> **AIM**
Collect every line that includes the string "zmax".
· · ·
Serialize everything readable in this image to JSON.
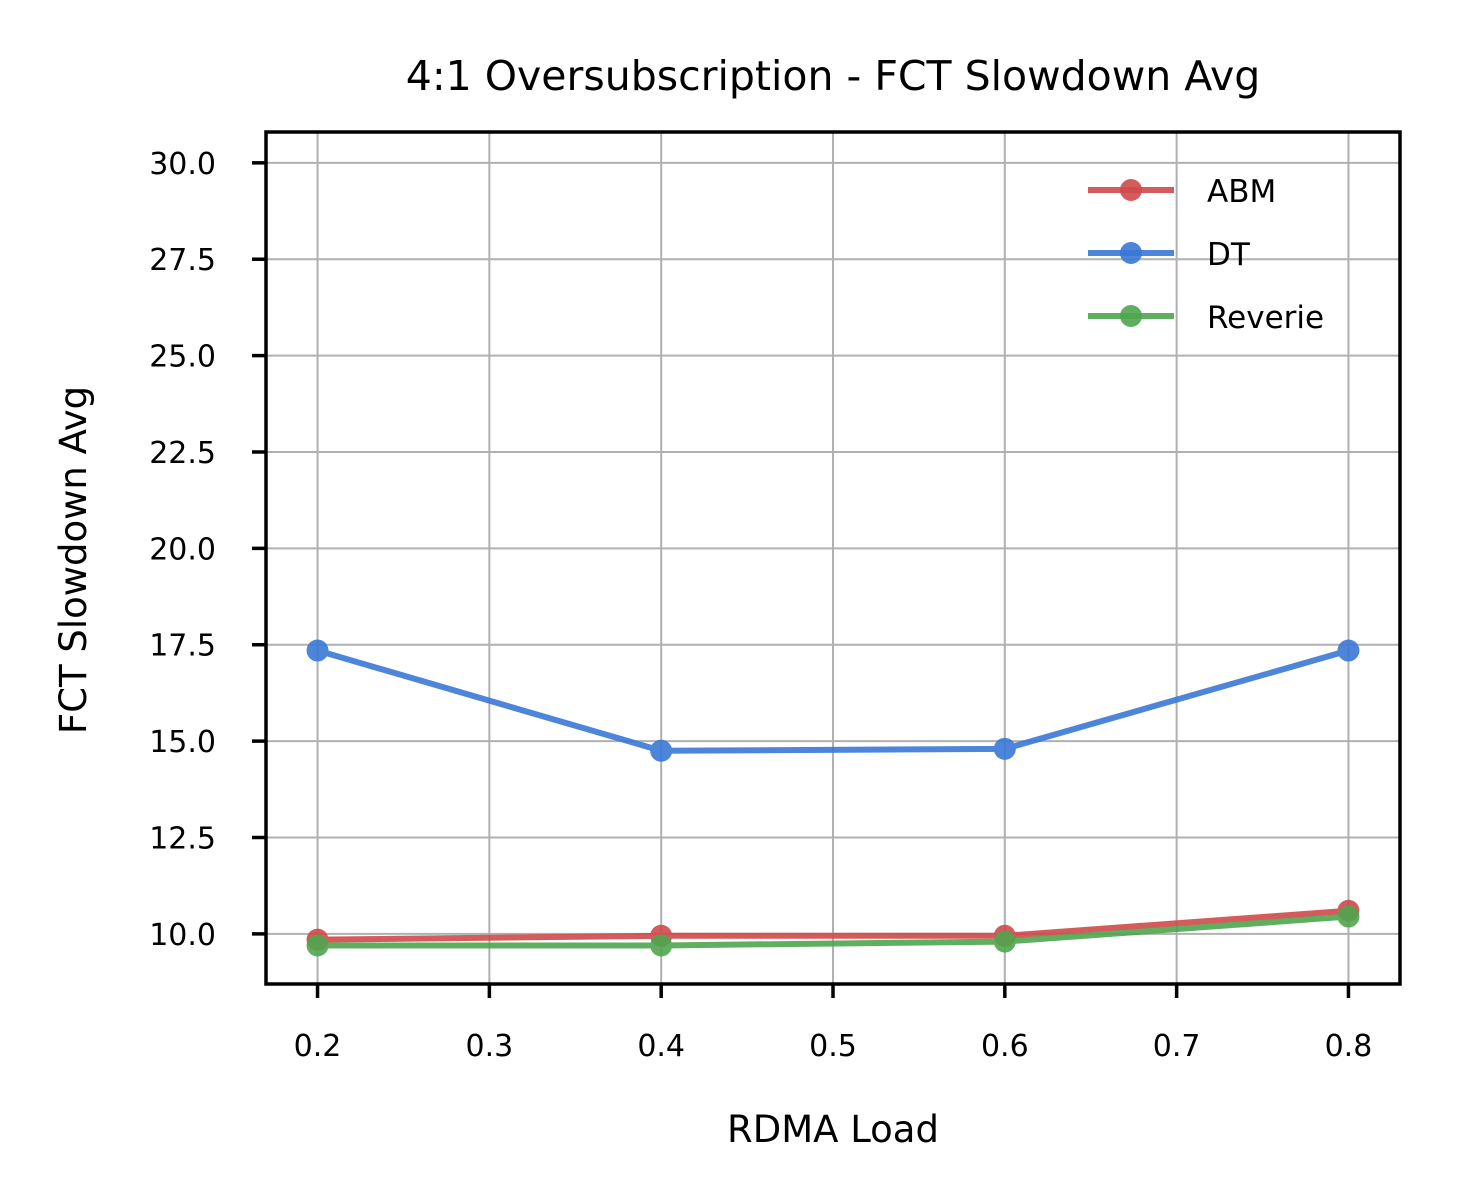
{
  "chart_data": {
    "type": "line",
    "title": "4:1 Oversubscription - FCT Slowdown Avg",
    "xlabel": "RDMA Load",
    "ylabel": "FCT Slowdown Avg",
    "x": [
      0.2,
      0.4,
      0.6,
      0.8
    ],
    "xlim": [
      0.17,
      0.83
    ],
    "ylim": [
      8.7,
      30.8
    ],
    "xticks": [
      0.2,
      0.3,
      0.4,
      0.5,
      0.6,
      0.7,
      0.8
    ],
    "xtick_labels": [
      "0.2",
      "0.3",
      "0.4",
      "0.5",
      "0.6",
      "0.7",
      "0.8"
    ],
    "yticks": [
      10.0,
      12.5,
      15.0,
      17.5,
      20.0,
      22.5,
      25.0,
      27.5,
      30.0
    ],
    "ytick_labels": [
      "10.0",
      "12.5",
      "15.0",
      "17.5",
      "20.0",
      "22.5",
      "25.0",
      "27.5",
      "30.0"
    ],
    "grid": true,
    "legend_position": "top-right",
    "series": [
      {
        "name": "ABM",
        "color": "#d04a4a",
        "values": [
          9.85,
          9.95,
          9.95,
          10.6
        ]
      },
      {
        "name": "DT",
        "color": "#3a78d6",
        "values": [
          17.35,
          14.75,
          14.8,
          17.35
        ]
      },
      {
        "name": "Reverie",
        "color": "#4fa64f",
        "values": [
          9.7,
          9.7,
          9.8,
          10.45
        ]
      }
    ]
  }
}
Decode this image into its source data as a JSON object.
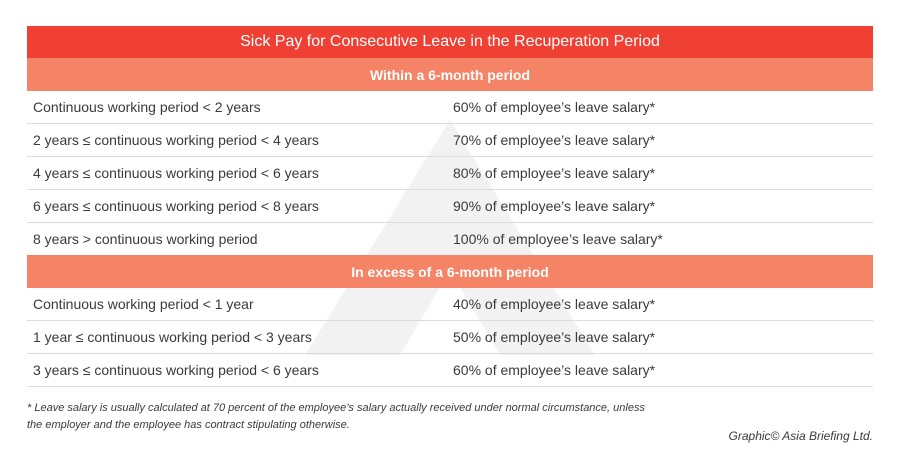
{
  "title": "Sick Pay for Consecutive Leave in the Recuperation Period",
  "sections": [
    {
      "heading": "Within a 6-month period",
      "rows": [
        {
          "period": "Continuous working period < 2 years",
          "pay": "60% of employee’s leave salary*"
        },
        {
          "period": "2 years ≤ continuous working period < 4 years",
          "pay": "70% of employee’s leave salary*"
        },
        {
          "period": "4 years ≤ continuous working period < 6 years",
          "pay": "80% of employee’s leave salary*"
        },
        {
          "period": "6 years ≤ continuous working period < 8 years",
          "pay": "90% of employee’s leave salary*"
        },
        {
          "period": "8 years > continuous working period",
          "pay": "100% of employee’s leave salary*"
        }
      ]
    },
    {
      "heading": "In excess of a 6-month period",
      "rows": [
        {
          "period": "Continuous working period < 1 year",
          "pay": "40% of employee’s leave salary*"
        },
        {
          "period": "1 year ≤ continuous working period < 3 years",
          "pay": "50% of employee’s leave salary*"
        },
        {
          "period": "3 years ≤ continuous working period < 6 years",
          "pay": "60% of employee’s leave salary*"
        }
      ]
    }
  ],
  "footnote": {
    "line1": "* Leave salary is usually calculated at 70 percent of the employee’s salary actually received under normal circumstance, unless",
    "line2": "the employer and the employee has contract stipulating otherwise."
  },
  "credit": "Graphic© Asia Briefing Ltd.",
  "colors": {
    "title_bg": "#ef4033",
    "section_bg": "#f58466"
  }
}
· · ·
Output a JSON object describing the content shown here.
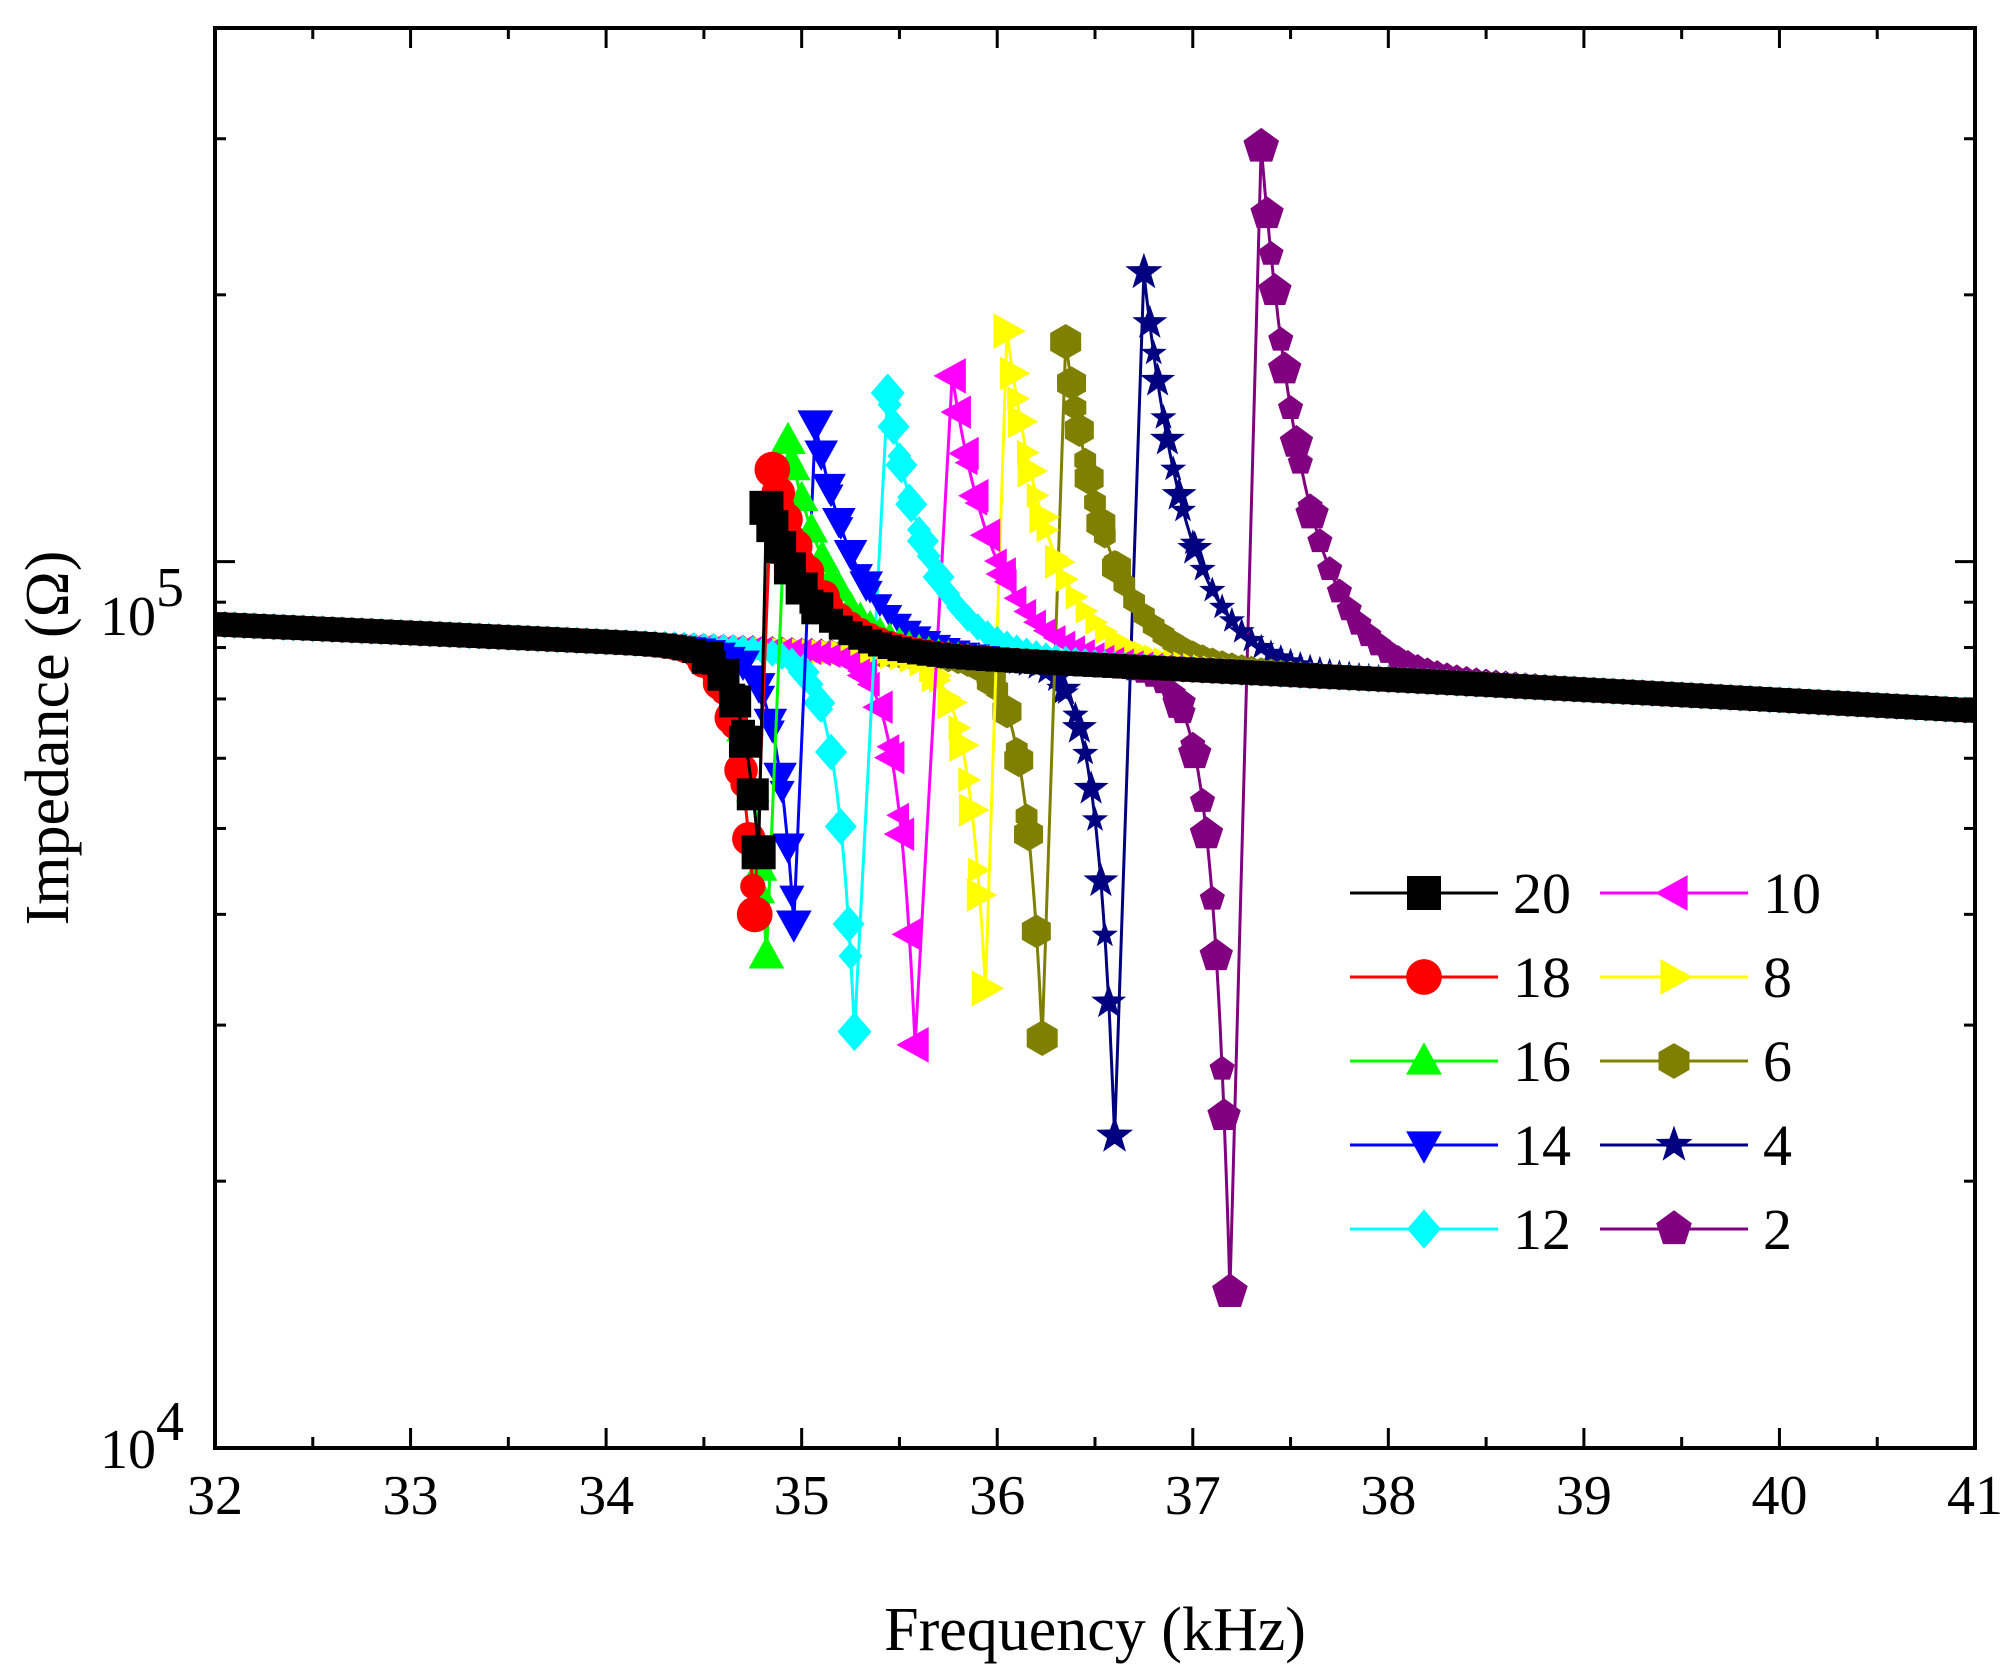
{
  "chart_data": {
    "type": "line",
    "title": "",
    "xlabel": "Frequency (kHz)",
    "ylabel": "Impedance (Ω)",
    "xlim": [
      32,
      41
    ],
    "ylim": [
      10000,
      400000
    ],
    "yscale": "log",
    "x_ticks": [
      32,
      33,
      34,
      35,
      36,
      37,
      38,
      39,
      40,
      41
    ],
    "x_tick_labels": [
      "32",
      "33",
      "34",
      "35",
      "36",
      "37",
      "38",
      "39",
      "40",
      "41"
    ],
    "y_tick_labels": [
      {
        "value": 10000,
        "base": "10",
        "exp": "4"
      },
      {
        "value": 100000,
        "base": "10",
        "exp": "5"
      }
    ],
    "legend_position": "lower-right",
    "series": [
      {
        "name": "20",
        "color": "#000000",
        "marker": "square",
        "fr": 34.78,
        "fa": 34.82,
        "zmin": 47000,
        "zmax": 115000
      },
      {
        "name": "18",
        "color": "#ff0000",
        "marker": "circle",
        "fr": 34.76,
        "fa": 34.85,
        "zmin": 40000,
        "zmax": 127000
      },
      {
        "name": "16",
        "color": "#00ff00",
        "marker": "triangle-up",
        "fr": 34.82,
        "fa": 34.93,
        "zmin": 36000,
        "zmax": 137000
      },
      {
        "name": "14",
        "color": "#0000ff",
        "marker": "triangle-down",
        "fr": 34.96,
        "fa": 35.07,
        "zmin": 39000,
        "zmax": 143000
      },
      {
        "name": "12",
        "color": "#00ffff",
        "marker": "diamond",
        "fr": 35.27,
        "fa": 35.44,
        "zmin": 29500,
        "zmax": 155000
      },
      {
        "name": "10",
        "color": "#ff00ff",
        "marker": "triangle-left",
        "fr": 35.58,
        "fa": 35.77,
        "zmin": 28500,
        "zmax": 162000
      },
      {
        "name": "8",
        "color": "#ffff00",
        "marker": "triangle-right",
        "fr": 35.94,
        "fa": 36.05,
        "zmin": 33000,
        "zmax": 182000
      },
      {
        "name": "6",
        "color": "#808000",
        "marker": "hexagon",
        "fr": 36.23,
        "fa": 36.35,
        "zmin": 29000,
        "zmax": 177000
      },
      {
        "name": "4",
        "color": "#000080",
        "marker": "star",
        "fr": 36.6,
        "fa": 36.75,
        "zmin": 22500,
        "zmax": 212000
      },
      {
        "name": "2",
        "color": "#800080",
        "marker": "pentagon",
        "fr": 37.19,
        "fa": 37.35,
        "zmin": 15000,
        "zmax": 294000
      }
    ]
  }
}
· · ·
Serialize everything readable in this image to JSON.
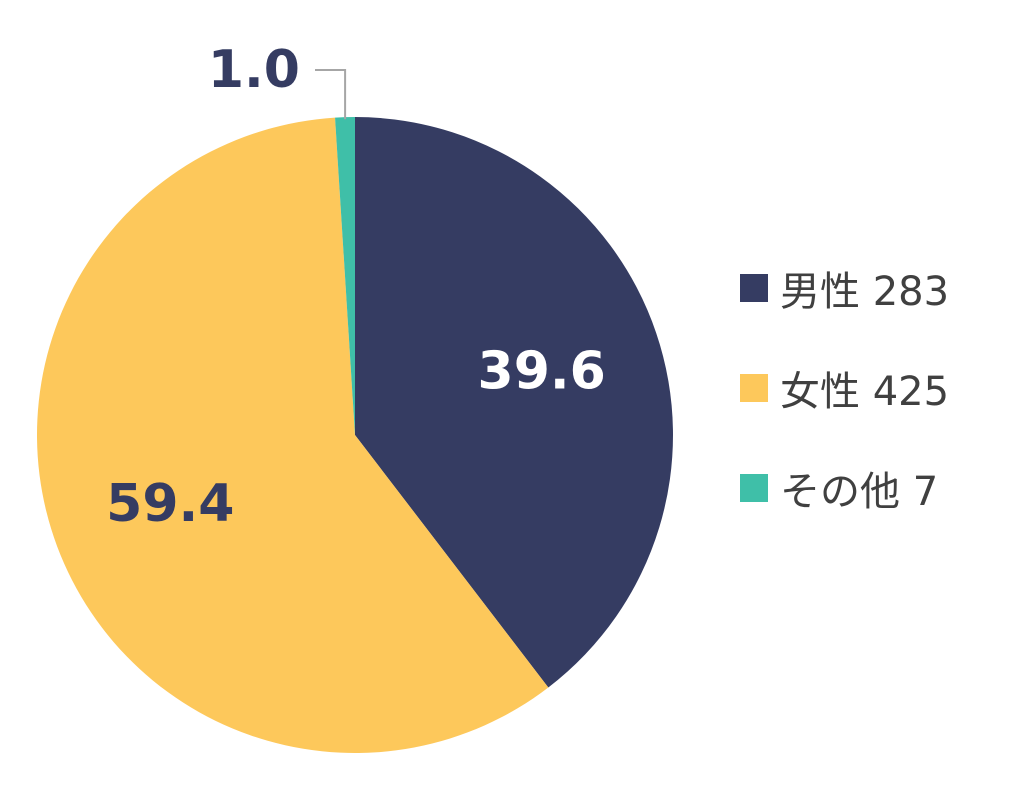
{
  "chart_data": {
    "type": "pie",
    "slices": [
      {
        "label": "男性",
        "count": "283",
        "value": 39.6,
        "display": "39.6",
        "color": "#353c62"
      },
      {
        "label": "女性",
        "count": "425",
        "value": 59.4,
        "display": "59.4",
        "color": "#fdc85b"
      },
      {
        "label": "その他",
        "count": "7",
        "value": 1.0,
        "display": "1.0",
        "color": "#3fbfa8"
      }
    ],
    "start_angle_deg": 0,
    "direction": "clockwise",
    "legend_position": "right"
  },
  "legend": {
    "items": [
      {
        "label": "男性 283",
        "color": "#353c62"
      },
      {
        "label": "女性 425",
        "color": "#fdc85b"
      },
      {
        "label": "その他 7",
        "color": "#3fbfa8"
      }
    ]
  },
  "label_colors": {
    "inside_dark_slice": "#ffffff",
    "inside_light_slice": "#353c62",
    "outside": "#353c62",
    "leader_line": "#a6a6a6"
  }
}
· · ·
> **EXERCISE RESPONSE**
        "zmax": 115000
        "zmax": 127000
        "zmax": 137000
        "zmax": 143000
        "zmax": 155000
        "zmax": 162000
        "zmax": 182000
        "zmax": 177000
        "zmax": 212000
        "zmax": 294000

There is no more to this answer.